[Begin]
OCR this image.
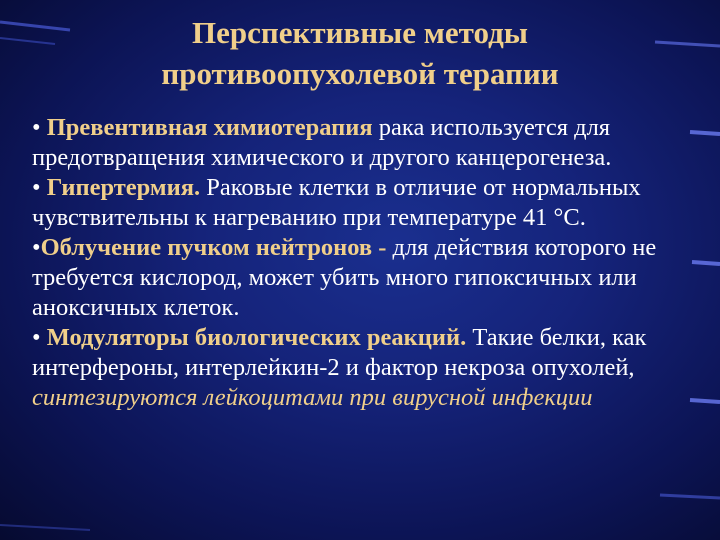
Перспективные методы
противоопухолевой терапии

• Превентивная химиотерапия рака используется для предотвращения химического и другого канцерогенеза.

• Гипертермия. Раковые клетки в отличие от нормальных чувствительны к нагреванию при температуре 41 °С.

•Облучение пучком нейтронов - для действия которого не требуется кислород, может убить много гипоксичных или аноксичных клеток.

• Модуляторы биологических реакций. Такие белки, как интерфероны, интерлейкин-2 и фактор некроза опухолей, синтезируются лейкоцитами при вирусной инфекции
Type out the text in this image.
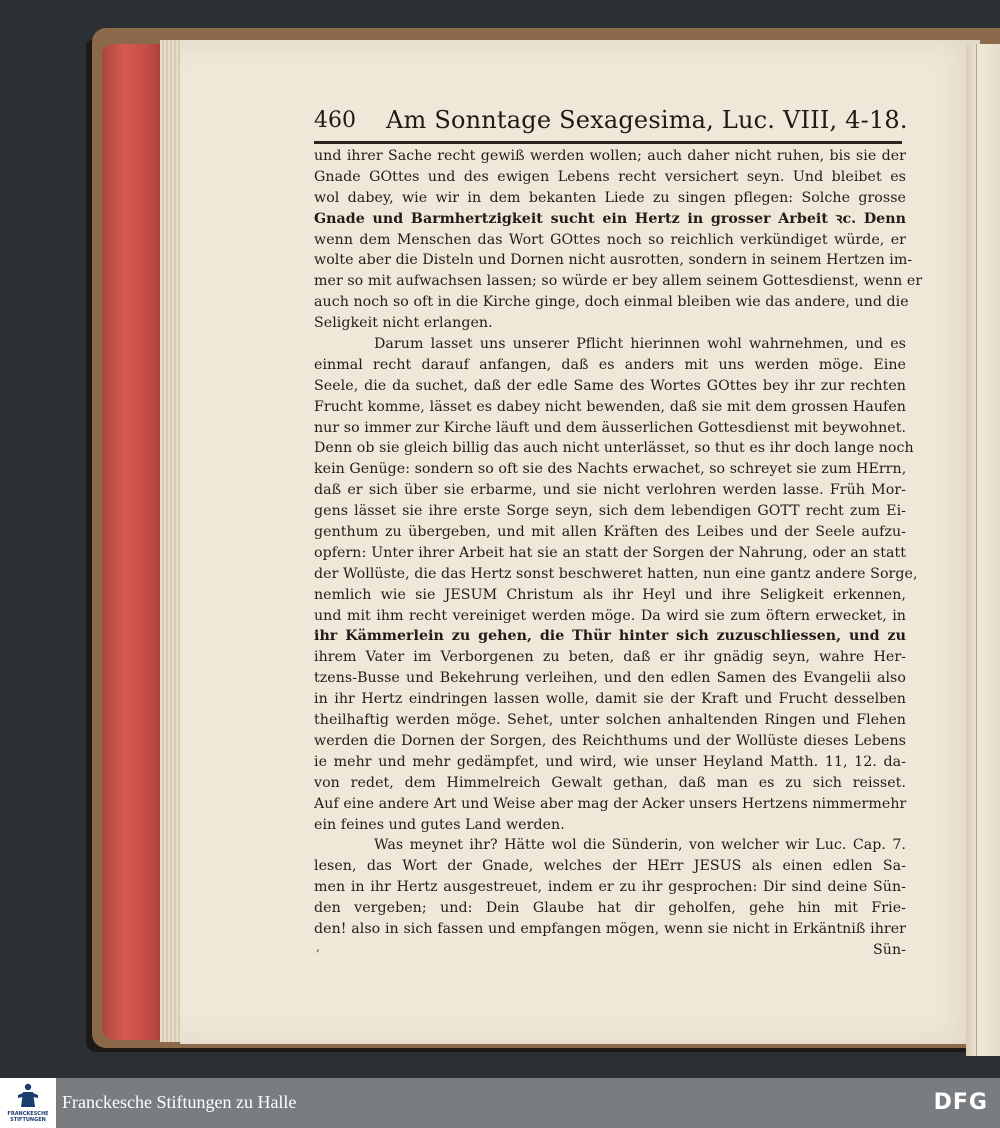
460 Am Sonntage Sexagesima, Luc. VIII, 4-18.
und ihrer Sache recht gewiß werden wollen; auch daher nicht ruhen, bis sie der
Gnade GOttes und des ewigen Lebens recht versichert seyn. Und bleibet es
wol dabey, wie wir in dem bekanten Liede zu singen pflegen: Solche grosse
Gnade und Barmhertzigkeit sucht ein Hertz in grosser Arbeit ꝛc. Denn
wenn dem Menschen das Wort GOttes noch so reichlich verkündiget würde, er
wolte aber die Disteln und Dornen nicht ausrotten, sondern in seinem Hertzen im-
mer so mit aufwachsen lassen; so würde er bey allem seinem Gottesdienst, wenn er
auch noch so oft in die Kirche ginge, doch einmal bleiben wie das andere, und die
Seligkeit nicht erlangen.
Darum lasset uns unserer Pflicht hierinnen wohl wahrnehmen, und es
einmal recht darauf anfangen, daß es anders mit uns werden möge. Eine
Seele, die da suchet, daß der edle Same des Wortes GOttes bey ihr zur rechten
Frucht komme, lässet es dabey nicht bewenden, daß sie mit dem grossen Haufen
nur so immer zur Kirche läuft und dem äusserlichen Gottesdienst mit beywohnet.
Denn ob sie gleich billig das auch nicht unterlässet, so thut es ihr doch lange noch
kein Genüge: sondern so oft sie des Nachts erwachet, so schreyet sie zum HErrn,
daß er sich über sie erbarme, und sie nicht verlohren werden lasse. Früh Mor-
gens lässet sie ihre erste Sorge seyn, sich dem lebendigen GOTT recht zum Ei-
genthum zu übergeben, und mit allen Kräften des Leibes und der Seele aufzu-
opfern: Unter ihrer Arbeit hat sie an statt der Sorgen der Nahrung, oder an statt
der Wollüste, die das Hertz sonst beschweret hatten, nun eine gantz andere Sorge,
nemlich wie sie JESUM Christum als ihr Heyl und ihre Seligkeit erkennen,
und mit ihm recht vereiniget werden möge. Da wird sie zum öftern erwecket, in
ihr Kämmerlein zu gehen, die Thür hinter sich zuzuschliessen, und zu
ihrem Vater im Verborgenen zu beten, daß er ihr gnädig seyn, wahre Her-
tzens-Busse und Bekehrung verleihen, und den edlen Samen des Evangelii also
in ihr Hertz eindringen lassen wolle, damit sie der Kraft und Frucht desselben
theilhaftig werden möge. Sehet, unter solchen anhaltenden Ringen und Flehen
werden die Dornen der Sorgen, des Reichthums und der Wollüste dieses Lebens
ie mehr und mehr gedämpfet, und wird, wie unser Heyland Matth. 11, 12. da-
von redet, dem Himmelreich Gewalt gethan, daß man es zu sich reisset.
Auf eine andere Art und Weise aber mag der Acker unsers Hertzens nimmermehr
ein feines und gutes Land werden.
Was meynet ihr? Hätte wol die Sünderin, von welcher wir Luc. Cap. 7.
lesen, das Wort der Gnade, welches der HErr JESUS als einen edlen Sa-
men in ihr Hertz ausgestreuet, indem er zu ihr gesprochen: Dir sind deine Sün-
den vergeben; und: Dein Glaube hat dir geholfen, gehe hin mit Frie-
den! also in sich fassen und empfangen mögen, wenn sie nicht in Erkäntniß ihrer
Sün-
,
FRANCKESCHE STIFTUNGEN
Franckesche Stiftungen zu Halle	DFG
[End]
What the exercise asks: Working from the lines above, reproduce the material exactly and exclude its pictures.

Expected answer:
OCR this image.
Перспективные методы
противоопухолевой терапии

• Превентивная химиотерапия рака используется для предотвращения химического и другого канцерогенеза.

• Гипертермия. Раковые клетки в отличие от нормальных чувствительны к нагреванию при температуре 41 °С.

•Облучение пучком нейтронов - для действия которого не требуется кислород, может убить много гипоксичных или аноксичных клеток.

• Модуляторы биологических реакций. Такие белки, как интерфероны, интерлейкин-2 и фактор некроза опухолей, синтезируются лейкоцитами при вирусной инфекции
Type out the text in this image.
460 Am Sonntage Sexagesima, Luc. VIII, 4-18.
und ihrer Sache recht gewiß werden wollen; auch daher nicht ruhen, bis sie der
Gnade GOttes und des ewigen Lebens recht versichert seyn. Und bleibet es
wol dabey, wie wir in dem bekanten Liede zu singen pflegen: Solche grosse
Gnade und Barmhertzigkeit sucht ein Hertz in grosser Arbeit ꝛc. Denn
wenn dem Menschen das Wort GOttes noch so reichlich verkündiget würde, er
wolte aber die Disteln und Dornen nicht ausrotten, sondern in seinem Hertzen im-
mer so mit aufwachsen lassen; so würde er bey allem seinem Gottesdienst, wenn er
auch noch so oft in die Kirche ginge, doch einmal bleiben wie das andere, und die
Seligkeit nicht erlangen.
Darum lasset uns unserer Pflicht hierinnen wohl wahrnehmen, und es
einmal recht darauf anfangen, daß es anders mit uns werden möge. Eine
Seele, die da suchet, daß der edle Same des Wortes GOttes bey ihr zur rechten
Frucht komme, lässet es dabey nicht bewenden, daß sie mit dem grossen Haufen
nur so immer zur Kirche läuft und dem äusserlichen Gottesdienst mit beywohnet.
Denn ob sie gleich billig das auch nicht unterlässet, so thut es ihr doch lange noch
kein Genüge: sondern so oft sie des Nachts erwachet, so schreyet sie zum HErrn,
daß er sich über sie erbarme, und sie nicht verlohren werden lasse. Früh Mor-
gens lässet sie ihre erste Sorge seyn, sich dem lebendigen GOTT recht zum Ei-
genthum zu übergeben, und mit allen Kräften des Leibes und der Seele aufzu-
opfern: Unter ihrer Arbeit hat sie an statt der Sorgen der Nahrung, oder an statt
der Wollüste, die das Hertz sonst beschweret hatten, nun eine gantz andere Sorge,
nemlich wie sie JESUM Christum als ihr Heyl und ihre Seligkeit erkennen,
und mit ihm recht vereiniget werden möge. Da wird sie zum öftern erwecket, in
ihr Kämmerlein zu gehen, die Thür hinter sich zuzuschliessen, und zu
ihrem Vater im Verborgenen zu beten, daß er ihr gnädig seyn, wahre Her-
tzens-Busse und Bekehrung verleihen, und den edlen Samen des Evangelii also
in ihr Hertz eindringen lassen wolle, damit sie der Kraft und Frucht desselben
theilhaftig werden möge. Sehet, unter solchen anhaltenden Ringen und Flehen
werden die Dornen der Sorgen, des Reichthums und der Wollüste dieses Lebens
ie mehr und mehr gedämpfet, und wird, wie unser Heyland Matth. 11, 12. da-
von redet, dem Himmelreich Gewalt gethan, daß man es zu sich reisset.
Auf eine andere Art und Weise aber mag der Acker unsers Hertzens nimmermehr
ein feines und gutes Land werden.
Was meynet ihr? Hätte wol die Sünderin, von welcher wir Luc. Cap. 7.
lesen, das Wort der Gnade, welches der HErr JESUS als einen edlen Sa-
men in ihr Hertz ausgestreuet, indem er zu ihr gesprochen: Dir sind deine Sün-
den vergeben; und: Dein Glaube hat dir geholfen, gehe hin mit Frie-
den! also in sich fassen und empfangen mögen, wenn sie nicht in Erkäntniß ihrer
Sün-
,
FRANCKESCHE STIFTUNGEN
Franckesche Stiftungen zu Halle	DFG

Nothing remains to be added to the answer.